PROBLEM TO WORK ON = Leave out the pictures and copy everything else in the entries exactly.

Data extracted from a collection

━━━

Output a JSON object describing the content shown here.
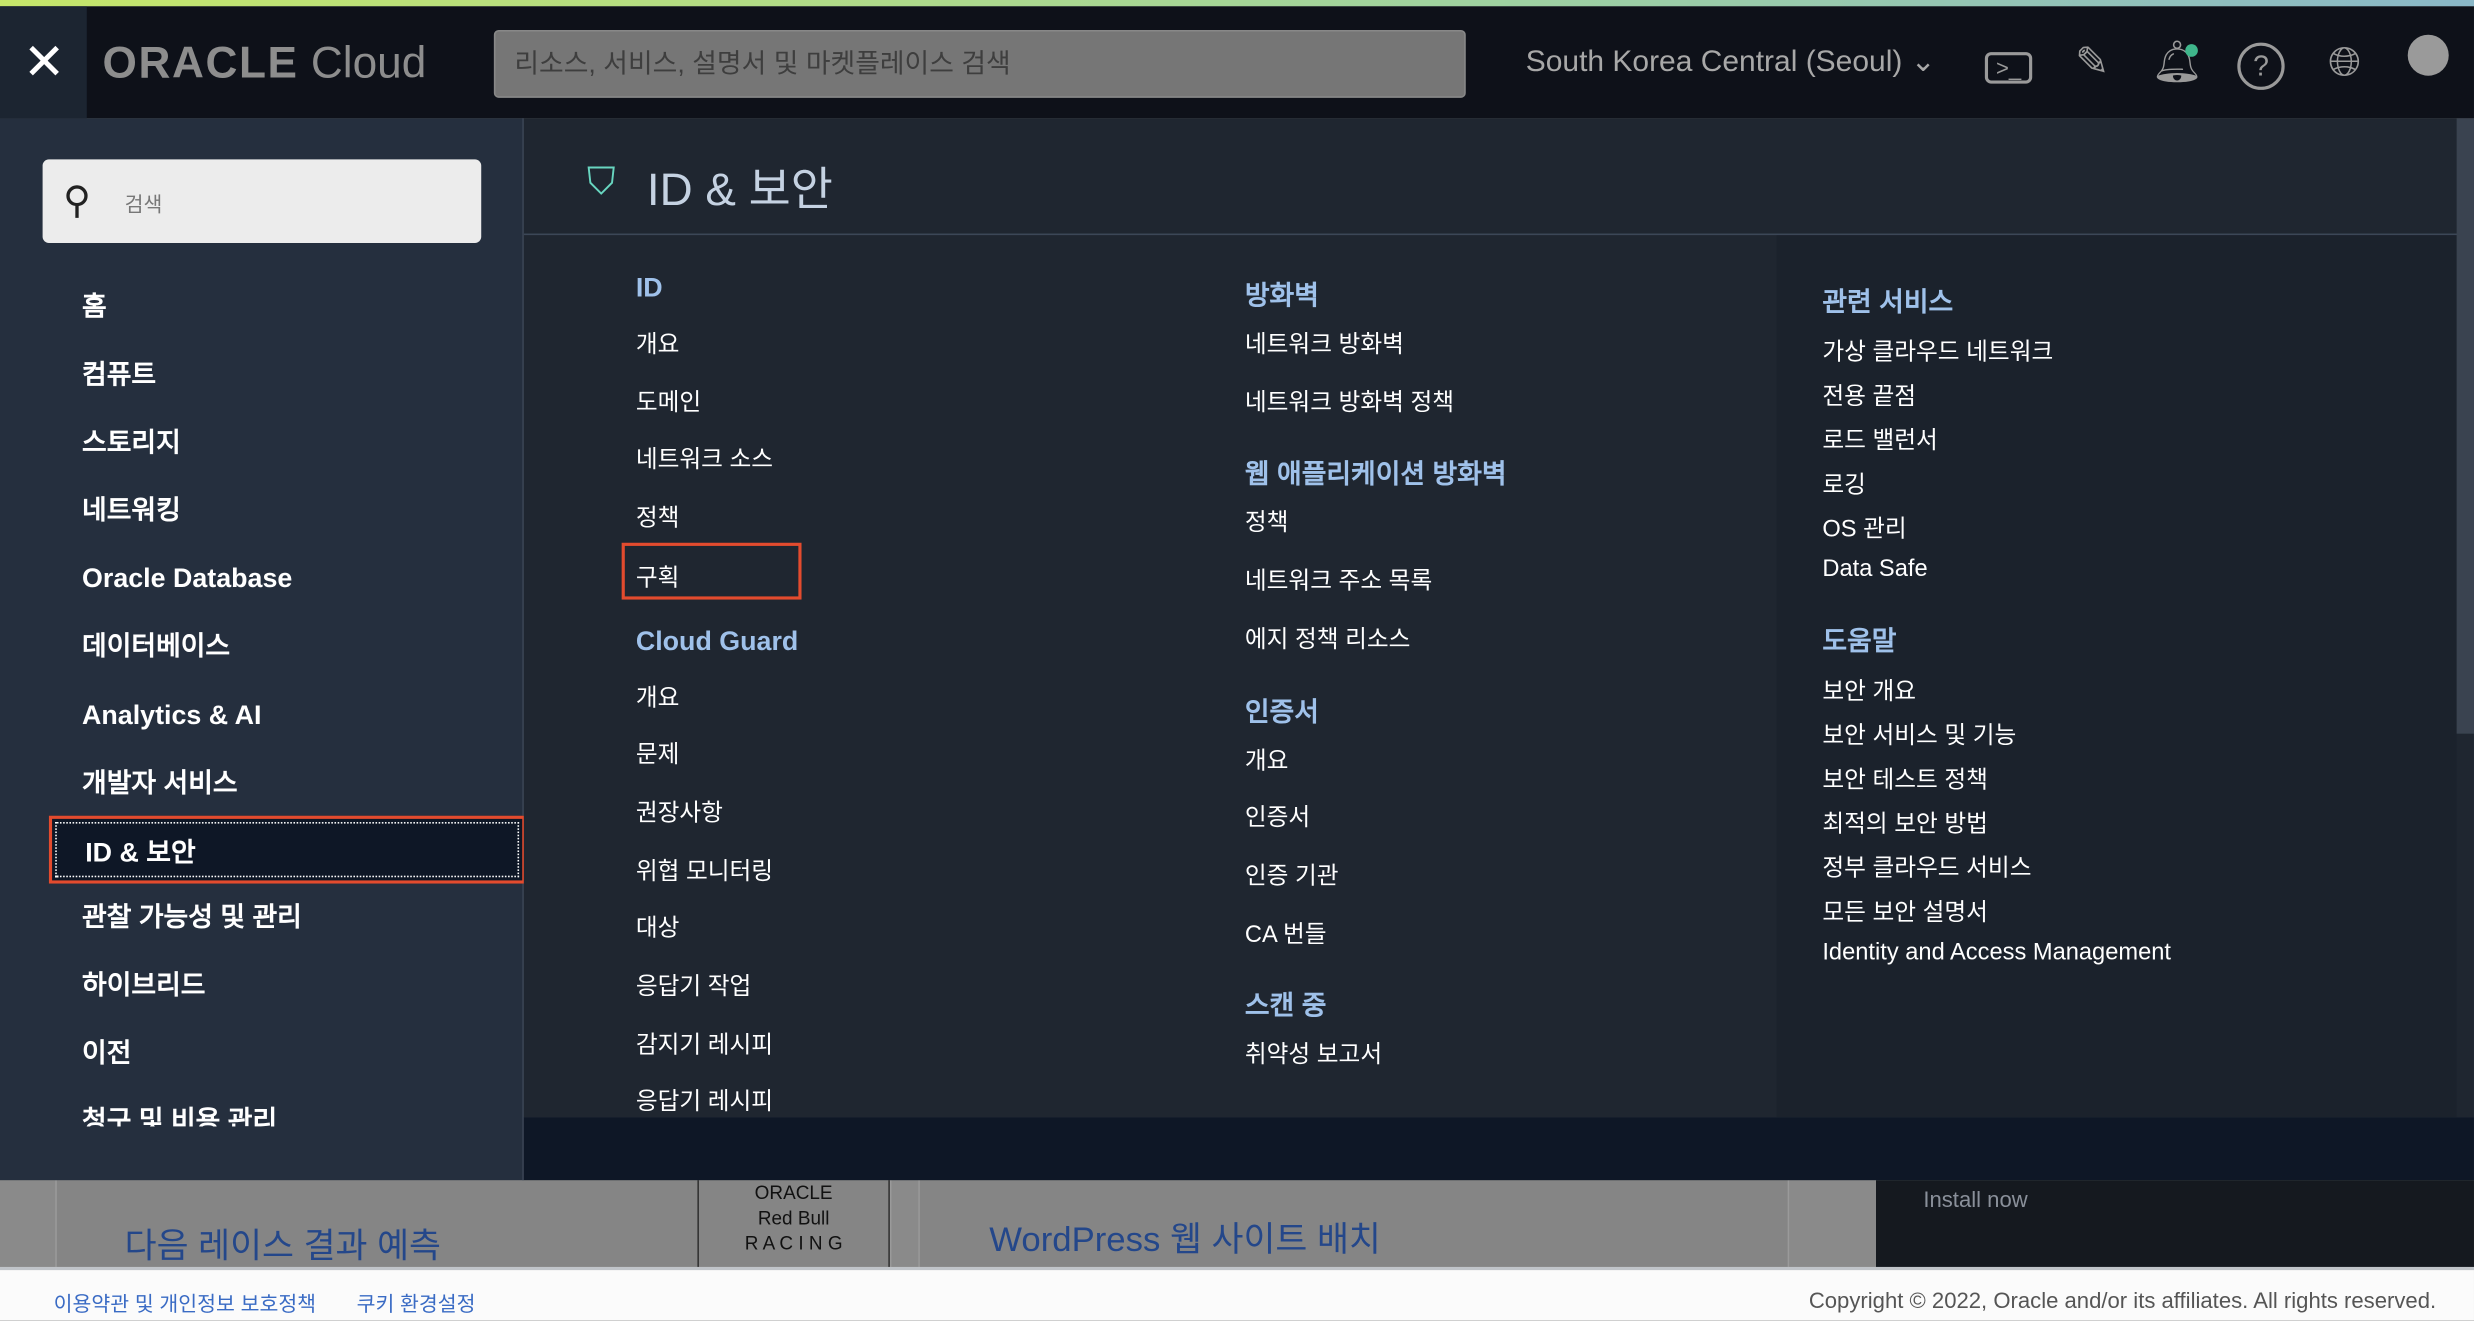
{
  "header": {
    "close_icon": "close-icon",
    "logo": "ORACLE Cloud",
    "logo_brand": "ORACLE",
    "logo_product": "Cloud",
    "search_placeholder": "리소스, 서비스, 설명서 및 마켓플레이스 검색",
    "region": "South Korea Central (Seoul)",
    "icons": [
      "cloud-shell-icon",
      "edit-icon",
      "bell-icon",
      "help-icon",
      "globe-icon",
      "user-icon"
    ]
  },
  "sidebar": {
    "search_placeholder": "검색",
    "items": [
      {
        "label": "홈"
      },
      {
        "label": "컴퓨트"
      },
      {
        "label": "스토리지"
      },
      {
        "label": "네트워킹"
      },
      {
        "label": "Oracle Database"
      },
      {
        "label": "데이터베이스"
      },
      {
        "label": "Analytics & AI"
      },
      {
        "label": "개발자 서비스"
      },
      {
        "label": "ID & 보안",
        "selected": true
      },
      {
        "label": "관찰 가능성 및 관리"
      },
      {
        "label": "하이브리드"
      },
      {
        "label": "이전"
      },
      {
        "label": "청구 및 비용 관리"
      }
    ]
  },
  "main": {
    "title": "ID & 보안",
    "col1": [
      {
        "group": "ID",
        "items": [
          "개요",
          "도메인",
          "네트워크 소스",
          "정책",
          "구획"
        ]
      },
      {
        "group": "Cloud Guard",
        "items": [
          "개요",
          "문제",
          "권장사항",
          "위협 모니터링",
          "대상",
          "응답기 작업",
          "감지기 레시피",
          "응답기 레시피"
        ]
      }
    ],
    "col2": [
      {
        "group": "방화벽",
        "items": [
          "네트워크 방화벽",
          "네트워크 방화벽 정책"
        ]
      },
      {
        "group": "웹 애플리케이션 방화벽",
        "items": [
          "정책",
          "네트워크 주소 목록",
          "에지 정책 리소스"
        ]
      },
      {
        "group": "인증서",
        "items": [
          "개요",
          "인증서",
          "인증 기관",
          "CA 번들"
        ]
      },
      {
        "group": "스캔 중",
        "items": [
          "취약성 보고서"
        ]
      }
    ],
    "col3": [
      {
        "group": "관련 서비스",
        "items": [
          "가상 클라우드 네트워크",
          "전용 끝점",
          "로드 밸런서",
          "로깅",
          "OS 관리",
          "Data Safe"
        ]
      },
      {
        "group": "도움말",
        "items": [
          "보안 개요",
          "보안 서비스 및 기능",
          "보안 테스트 정책",
          "최적의 보안 방법",
          "정부 클라우드 서비스",
          "모든 보안 설명서",
          "Identity and Access Management"
        ]
      }
    ]
  },
  "background": {
    "card1_title": "다음 레이스 결과 예측",
    "card1_logo": "ORACLE Red Bull RACING",
    "card2_title": "WordPress 웹 사이트 배치",
    "install": "Install now"
  },
  "footer": {
    "terms": "이용약관 및 개인정보 보호정책",
    "cookies": "쿠키 환경설정",
    "copyright": "Copyright © 2022, Oracle and/or its affiliates. All rights reserved."
  },
  "colors": {
    "highlight": "#e34b2e",
    "group_heading": "#9fc1ea",
    "shield": "#68d6c0"
  }
}
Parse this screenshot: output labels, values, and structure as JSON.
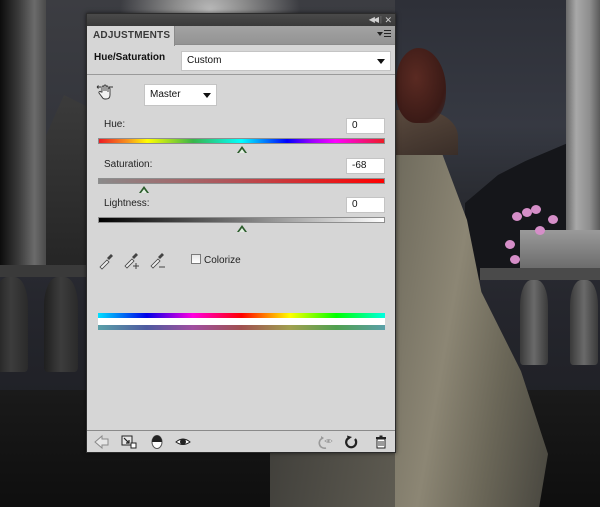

━━━

ANSWER FOR THIS EXERCISE =
Output a JSON object describing the content shown here.
{
  "header": {
    "close_icon": "close-icon",
    "logo": "ORACLE Cloud",
    "logo_brand": "ORACLE",
    "logo_product": "Cloud",
    "search_placeholder": "리소스, 서비스, 설명서 및 마켓플레이스 검색",
    "region": "South Korea Central (Seoul)",
    "icons": [
      "cloud-shell-icon",
      "edit-icon",
      "bell-icon",
      "help-icon",
      "globe-icon",
      "user-icon"
    ]
  },
  "sidebar": {
    "search_placeholder": "검색",
    "items": [
      {
        "label": "홈"
      },
      {
        "label": "컴퓨트"
      },
      {
        "label": "스토리지"
      },
      {
        "label": "네트워킹"
      },
      {
        "label": "Oracle Database"
      },
      {
        "label": "데이터베이스"
      },
      {
        "label": "Analytics & AI"
      },
      {
        "label": "개발자 서비스"
      },
      {
        "label": "ID & 보안",
        "selected": true
      },
      {
        "label": "관찰 가능성 및 관리"
      },
      {
        "label": "하이브리드"
      },
      {
        "label": "이전"
      },
      {
        "label": "청구 및 비용 관리"
      }
    ]
  },
  "main": {
    "title": "ID & 보안",
    "col1": [
      {
        "group": "ID",
        "items": [
          "개요",
          "도메인",
          "네트워크 소스",
          "정책",
          "구획"
        ]
      },
      {
        "group": "Cloud Guard",
        "items": [
          "개요",
          "문제",
          "권장사항",
          "위협 모니터링",
          "대상",
          "응답기 작업",
          "감지기 레시피",
          "응답기 레시피"
        ]
      }
    ],
    "col2": [
      {
        "group": "방화벽",
        "items": [
          "네트워크 방화벽",
          "네트워크 방화벽 정책"
        ]
      },
      {
        "group": "웹 애플리케이션 방화벽",
        "items": [
          "정책",
          "네트워크 주소 목록",
          "에지 정책 리소스"
        ]
      },
      {
        "group": "인증서",
        "items": [
          "개요",
          "인증서",
          "인증 기관",
          "CA 번들"
        ]
      },
      {
        "group": "스캔 중",
        "items": [
          "취약성 보고서"
        ]
      }
    ],
    "col3": [
      {
        "group": "관련 서비스",
        "items": [
          "가상 클라우드 네트워크",
          "전용 끝점",
          "로드 밸런서",
          "로깅",
          "OS 관리",
          "Data Safe"
        ]
      },
      {
        "group": "도움말",
        "items": [
          "보안 개요",
          "보안 서비스 및 기능",
          "보안 테스트 정책",
          "최적의 보안 방법",
          "정부 클라우드 서비스",
          "모든 보안 설명서",
          "Identity and Access Management"
        ]
      }
    ]
  },
  "background": {
    "card1_title": "다음 레이스 결과 예측",
    "card1_logo": "ORACLE Red Bull RACING",
    "card2_title": "WordPress 웹 사이트 배치",
    "install": "Install now"
  },
  "footer": {
    "terms": "이용약관 및 개인정보 보호정책",
    "cookies": "쿠키 환경설정",
    "copyright": "Copyright © 2022, Oracle and/or its affiliates. All rights reserved."
  },
  "colors": {
    "highlight": "#e34b2e",
    "group_heading": "#9fc1ea",
    "shield": "#68d6c0"
  }
}
Parse this screenshot: output labels, values, and structure as JSON.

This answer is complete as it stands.